Check every line of the material below for the string "color", and return the ones that have it.

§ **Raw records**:
+ + + +

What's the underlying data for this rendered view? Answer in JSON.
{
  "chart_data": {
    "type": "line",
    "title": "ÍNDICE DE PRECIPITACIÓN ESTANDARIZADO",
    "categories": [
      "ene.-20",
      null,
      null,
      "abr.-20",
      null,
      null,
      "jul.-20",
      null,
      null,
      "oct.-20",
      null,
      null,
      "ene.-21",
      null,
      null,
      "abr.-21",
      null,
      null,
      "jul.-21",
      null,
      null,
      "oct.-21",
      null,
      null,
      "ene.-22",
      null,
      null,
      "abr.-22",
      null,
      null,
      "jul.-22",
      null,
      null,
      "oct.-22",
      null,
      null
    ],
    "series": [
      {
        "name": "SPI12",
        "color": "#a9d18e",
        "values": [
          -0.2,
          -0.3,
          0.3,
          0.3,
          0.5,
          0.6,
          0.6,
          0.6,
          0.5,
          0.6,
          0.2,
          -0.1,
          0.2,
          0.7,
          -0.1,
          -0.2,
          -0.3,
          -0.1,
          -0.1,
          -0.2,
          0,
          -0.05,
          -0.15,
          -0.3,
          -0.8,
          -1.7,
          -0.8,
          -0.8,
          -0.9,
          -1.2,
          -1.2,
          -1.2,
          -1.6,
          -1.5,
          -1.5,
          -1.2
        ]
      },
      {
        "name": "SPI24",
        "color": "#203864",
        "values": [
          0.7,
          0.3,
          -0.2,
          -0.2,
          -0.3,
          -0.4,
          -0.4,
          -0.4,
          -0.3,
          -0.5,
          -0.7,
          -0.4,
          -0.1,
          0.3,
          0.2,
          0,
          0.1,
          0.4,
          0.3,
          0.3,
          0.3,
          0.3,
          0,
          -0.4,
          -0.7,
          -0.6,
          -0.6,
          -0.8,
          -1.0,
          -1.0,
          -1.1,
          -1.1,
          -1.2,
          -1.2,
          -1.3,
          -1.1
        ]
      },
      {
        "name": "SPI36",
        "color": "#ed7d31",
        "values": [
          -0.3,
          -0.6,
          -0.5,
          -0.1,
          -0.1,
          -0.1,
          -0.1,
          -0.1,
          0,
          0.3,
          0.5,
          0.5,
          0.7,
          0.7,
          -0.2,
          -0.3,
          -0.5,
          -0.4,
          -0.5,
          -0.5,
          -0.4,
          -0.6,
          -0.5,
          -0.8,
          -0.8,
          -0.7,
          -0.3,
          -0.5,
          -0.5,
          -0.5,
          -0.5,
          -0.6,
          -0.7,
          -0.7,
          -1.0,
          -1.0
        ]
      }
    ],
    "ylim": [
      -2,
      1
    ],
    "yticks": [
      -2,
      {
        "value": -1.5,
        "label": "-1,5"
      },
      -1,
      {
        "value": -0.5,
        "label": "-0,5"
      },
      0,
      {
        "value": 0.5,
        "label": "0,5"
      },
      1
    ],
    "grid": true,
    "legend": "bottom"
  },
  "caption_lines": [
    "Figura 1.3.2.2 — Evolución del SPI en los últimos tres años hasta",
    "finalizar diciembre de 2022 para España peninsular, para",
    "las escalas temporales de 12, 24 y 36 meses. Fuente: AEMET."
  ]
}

+ + + +

§ **RESPONSE TO THE TASK**:
        "color": "#a9d18e",
        "color": "#203864",
        "color": "#ed7d31",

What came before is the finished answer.